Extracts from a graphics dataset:
:::::
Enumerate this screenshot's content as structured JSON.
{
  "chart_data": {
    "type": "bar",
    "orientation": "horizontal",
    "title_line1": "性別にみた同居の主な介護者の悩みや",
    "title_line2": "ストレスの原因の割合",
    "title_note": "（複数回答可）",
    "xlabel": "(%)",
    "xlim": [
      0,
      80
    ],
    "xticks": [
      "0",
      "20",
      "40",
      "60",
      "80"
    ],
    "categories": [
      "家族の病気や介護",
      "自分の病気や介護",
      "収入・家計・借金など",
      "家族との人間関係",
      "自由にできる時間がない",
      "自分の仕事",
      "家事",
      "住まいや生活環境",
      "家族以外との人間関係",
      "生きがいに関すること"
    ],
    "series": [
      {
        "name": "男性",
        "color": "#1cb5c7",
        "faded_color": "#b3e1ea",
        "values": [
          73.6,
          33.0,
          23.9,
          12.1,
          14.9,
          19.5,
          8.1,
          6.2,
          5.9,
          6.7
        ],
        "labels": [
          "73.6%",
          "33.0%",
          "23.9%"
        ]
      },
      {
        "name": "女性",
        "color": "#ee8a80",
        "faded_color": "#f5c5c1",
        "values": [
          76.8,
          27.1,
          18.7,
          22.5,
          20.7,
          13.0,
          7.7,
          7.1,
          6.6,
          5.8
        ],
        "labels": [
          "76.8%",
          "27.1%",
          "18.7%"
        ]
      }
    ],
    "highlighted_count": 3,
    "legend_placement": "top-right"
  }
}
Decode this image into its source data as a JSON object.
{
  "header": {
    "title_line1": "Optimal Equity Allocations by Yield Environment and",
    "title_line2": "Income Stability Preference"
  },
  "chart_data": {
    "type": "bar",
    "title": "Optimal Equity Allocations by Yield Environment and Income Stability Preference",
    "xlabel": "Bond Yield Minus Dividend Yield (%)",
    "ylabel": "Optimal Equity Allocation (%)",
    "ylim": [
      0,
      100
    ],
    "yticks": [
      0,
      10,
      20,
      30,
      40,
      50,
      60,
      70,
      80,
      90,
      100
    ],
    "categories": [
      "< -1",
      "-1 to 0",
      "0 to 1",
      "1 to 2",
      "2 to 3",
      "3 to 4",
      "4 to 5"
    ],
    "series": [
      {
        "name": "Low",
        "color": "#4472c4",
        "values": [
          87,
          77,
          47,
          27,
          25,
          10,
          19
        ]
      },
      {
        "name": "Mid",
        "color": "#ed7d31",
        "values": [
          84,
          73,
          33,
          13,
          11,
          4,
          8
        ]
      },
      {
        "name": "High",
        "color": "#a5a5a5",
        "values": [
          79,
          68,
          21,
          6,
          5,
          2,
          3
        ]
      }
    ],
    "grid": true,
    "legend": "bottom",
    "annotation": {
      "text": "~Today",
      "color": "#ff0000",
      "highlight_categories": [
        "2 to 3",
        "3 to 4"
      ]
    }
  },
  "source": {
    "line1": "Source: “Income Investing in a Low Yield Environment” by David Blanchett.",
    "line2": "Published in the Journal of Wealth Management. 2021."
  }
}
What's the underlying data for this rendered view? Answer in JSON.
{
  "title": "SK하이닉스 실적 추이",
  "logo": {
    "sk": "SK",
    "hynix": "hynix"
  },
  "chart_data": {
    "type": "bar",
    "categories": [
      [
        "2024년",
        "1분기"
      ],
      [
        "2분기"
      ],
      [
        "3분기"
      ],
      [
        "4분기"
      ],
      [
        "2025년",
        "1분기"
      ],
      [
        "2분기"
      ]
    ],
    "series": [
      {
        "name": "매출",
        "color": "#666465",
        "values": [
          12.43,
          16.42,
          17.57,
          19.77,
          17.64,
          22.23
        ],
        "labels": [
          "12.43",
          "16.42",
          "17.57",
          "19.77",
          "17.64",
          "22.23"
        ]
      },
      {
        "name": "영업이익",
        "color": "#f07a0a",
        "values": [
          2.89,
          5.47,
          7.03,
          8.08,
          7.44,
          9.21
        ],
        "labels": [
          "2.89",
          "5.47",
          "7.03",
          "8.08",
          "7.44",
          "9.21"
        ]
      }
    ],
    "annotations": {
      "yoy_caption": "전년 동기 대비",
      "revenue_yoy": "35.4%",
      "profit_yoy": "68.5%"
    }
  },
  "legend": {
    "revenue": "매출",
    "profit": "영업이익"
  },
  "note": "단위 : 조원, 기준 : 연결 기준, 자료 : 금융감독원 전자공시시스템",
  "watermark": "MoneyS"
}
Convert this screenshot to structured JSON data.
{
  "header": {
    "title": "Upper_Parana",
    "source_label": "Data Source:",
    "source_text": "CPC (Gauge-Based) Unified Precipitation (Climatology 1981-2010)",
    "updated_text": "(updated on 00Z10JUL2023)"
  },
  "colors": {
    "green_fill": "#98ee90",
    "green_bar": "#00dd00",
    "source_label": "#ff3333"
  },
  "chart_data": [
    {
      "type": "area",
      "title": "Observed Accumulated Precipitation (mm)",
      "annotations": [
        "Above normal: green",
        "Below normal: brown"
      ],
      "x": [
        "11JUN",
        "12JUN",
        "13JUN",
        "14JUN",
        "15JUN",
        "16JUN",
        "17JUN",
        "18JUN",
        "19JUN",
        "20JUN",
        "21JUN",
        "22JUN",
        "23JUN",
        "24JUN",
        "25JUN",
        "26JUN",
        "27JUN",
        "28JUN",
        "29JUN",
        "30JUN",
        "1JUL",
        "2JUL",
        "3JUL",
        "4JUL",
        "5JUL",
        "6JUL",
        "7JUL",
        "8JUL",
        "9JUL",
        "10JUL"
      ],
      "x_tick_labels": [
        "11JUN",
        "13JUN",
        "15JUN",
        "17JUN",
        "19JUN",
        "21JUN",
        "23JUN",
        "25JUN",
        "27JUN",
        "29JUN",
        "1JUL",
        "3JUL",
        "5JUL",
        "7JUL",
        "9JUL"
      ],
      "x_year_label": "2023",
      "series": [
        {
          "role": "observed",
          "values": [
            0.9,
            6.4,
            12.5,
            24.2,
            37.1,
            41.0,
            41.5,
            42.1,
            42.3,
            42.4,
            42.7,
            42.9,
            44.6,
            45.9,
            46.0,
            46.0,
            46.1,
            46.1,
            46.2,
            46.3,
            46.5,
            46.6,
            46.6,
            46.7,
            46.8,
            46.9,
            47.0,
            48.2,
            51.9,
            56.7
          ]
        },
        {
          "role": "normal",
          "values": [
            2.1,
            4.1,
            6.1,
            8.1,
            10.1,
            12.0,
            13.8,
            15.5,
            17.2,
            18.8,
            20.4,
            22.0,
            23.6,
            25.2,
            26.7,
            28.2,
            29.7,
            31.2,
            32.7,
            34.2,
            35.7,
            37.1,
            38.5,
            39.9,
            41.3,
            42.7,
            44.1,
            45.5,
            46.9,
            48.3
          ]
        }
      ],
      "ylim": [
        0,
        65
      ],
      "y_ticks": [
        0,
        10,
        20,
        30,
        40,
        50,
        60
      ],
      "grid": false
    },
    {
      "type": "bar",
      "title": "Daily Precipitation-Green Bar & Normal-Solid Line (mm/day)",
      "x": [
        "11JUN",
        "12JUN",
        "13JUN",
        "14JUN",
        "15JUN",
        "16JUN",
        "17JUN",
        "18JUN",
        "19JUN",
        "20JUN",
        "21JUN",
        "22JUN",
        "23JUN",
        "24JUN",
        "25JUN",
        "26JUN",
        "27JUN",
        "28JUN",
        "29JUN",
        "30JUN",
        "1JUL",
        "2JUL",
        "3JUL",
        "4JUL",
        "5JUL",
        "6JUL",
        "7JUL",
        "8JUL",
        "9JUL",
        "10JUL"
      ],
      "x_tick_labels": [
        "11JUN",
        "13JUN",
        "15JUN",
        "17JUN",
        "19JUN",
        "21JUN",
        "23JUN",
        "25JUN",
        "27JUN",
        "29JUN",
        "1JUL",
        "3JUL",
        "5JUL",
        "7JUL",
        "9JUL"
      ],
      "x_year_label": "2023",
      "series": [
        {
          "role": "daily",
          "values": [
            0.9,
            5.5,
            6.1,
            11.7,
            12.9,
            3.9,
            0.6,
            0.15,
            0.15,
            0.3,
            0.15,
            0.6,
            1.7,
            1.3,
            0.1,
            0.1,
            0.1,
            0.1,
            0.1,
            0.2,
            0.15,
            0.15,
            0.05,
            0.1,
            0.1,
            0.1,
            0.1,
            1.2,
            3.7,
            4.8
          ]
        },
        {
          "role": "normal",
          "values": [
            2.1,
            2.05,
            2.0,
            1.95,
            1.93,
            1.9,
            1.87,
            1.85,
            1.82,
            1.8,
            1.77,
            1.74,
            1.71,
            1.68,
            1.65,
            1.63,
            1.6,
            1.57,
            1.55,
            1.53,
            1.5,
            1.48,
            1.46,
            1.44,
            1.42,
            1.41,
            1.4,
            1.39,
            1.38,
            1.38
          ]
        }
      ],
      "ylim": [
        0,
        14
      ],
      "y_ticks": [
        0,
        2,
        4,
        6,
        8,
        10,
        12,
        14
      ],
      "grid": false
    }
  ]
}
:::::
Problem:
In the listing above, find each line with the word "xlabel" and copy it.

Answer to this problem:
    "xlabel": "(%)",
    "xlabel": "Bond Yield Minus Dividend Yield (%)",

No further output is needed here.